Required task. Write out the listing in full, matching it word for word.

Data to process.
★ ★ ★

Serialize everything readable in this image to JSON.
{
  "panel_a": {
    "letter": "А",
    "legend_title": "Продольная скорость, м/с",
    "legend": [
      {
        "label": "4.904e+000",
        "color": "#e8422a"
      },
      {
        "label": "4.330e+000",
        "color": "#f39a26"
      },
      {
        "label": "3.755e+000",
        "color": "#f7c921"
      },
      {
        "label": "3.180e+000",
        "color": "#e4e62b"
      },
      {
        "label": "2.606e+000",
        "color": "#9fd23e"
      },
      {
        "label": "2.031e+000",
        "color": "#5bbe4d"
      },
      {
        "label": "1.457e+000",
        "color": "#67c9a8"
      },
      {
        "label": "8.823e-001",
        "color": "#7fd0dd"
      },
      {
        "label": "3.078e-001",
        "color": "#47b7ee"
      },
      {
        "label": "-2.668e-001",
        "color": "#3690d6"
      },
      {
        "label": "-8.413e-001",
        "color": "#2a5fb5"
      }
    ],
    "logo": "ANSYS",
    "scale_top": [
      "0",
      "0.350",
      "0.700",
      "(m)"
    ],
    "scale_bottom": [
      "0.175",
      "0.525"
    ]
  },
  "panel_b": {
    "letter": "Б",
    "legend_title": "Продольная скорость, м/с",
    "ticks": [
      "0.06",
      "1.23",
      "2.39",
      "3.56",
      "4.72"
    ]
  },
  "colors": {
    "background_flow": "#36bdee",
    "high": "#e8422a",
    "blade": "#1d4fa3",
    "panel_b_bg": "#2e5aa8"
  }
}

★ ★ ★

Result of the task.
Serialize everything readable in this image to JSON.
{
  "panel_a": {
    "letter": "А",
    "legend_title": "Продольная скорость, м/с",
    "legend": [
      {
        "label": "4.904e+000",
        "color": "#e8422a"
      },
      {
        "label": "4.330e+000",
        "color": "#f39a26"
      },
      {
        "label": "3.755e+000",
        "color": "#f7c921"
      },
      {
        "label": "3.180e+000",
        "color": "#e4e62b"
      },
      {
        "label": "2.606e+000",
        "color": "#9fd23e"
      },
      {
        "label": "2.031e+000",
        "color": "#5bbe4d"
      },
      {
        "label": "1.457e+000",
        "color": "#67c9a8"
      },
      {
        "label": "8.823e-001",
        "color": "#7fd0dd"
      },
      {
        "label": "3.078e-001",
        "color": "#47b7ee"
      },
      {
        "label": "-2.668e-001",
        "color": "#3690d6"
      },
      {
        "label": "-8.413e-001",
        "color": "#2a5fb5"
      }
    ],
    "logo": "ANSYS",
    "scale_top": [
      "0",
      "0.350",
      "0.700",
      "(m)"
    ],
    "scale_bottom": [
      "0.175",
      "0.525"
    ]
  },
  "panel_b": {
    "letter": "Б",
    "legend_title": "Продольная скорость, м/с",
    "ticks": [
      "0.06",
      "1.23",
      "2.39",
      "3.56",
      "4.72"
    ]
  },
  "colors": {
    "background_flow": "#36bdee",
    "high": "#e8422a",
    "blade": "#1d4fa3",
    "panel_b_bg": "#2e5aa8"
  }
}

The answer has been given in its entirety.